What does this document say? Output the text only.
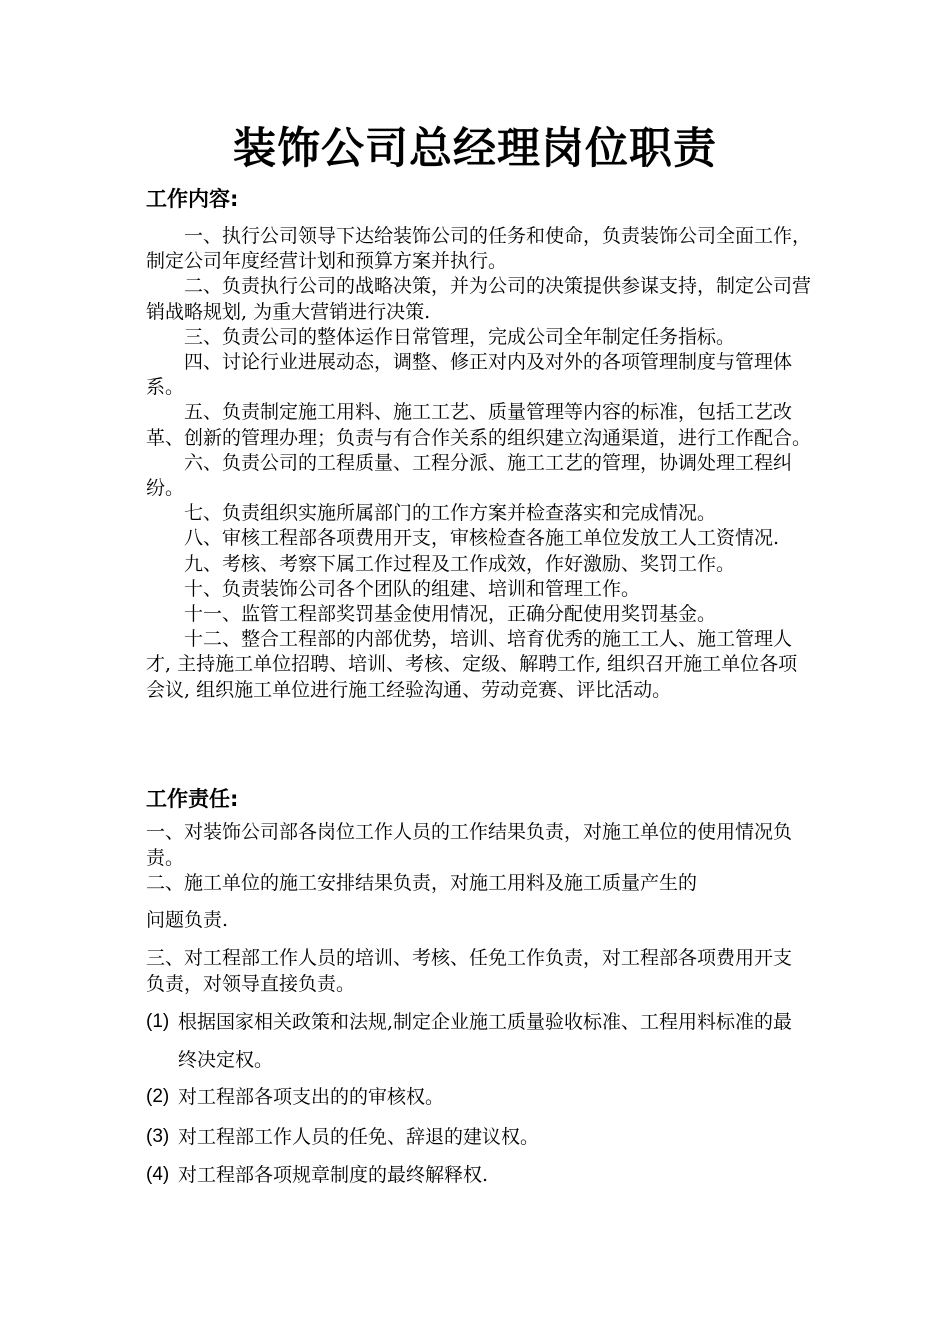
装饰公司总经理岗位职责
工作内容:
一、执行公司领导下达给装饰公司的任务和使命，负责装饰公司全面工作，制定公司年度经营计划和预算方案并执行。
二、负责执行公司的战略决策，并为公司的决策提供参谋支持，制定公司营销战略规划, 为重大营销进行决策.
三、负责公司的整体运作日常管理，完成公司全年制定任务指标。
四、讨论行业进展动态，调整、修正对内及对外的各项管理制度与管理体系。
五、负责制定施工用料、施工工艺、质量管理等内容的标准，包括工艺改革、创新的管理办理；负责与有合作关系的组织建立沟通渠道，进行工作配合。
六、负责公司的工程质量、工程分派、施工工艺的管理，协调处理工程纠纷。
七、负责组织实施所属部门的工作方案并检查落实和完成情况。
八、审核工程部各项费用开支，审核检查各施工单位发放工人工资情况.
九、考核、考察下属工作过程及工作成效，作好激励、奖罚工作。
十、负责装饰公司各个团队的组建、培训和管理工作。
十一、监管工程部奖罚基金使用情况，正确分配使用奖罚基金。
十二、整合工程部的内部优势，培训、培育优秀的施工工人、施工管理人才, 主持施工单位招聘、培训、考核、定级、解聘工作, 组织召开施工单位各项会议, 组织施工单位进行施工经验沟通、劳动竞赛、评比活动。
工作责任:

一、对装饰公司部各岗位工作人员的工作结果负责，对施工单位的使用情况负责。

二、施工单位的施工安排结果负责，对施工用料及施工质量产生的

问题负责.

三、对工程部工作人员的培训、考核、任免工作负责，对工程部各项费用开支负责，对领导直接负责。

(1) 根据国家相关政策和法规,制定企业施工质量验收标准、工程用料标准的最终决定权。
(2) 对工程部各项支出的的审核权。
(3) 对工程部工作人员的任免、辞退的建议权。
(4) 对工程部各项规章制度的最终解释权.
=====
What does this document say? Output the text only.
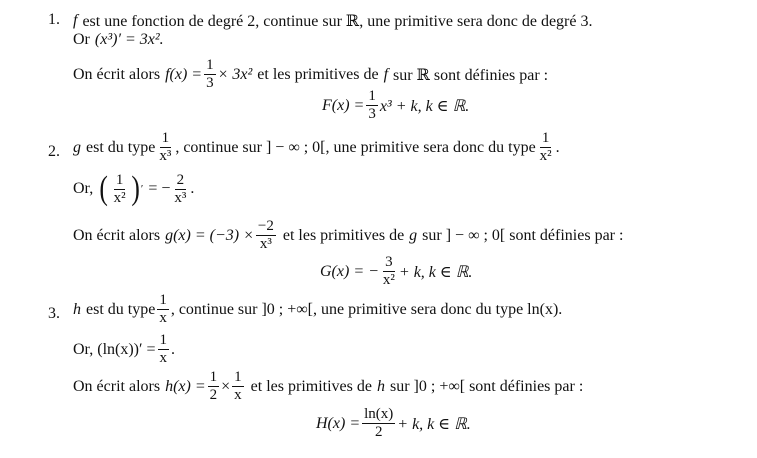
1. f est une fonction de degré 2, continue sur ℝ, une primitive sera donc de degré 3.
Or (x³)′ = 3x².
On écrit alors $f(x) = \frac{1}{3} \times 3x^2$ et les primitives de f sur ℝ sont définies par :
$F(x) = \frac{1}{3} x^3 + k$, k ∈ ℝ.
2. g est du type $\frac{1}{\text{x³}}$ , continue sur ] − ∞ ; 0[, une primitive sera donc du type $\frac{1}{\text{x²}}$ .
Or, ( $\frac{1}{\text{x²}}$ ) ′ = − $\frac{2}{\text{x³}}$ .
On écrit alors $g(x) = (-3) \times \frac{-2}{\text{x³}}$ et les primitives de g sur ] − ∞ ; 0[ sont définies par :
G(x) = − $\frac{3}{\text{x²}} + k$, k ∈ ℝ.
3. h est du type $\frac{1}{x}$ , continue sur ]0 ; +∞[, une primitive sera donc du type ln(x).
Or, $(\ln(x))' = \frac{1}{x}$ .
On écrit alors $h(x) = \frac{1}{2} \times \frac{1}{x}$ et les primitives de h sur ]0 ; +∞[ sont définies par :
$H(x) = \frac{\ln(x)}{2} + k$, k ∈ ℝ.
=====
# [EXERCISE DESCRIPTION]
Extract every line that has the string "définies" in it.

# [EXPECTED ANSWER]
On écrit alors $f(x) = \frac{1}{3} \times 3x^2$ et les primitives de f sur ℝ sont définies par :
On écrit alors $g(x) = (-3) \times \frac{-2}{\text{x³}}$ et les primitives de g sur ] − ∞ ; 0[ sont définies par :
On écrit alors $h(x) = \frac{1}{2} \times \frac{1}{x}$ et les primitives de h sur ]0 ; +∞[ sont définies par :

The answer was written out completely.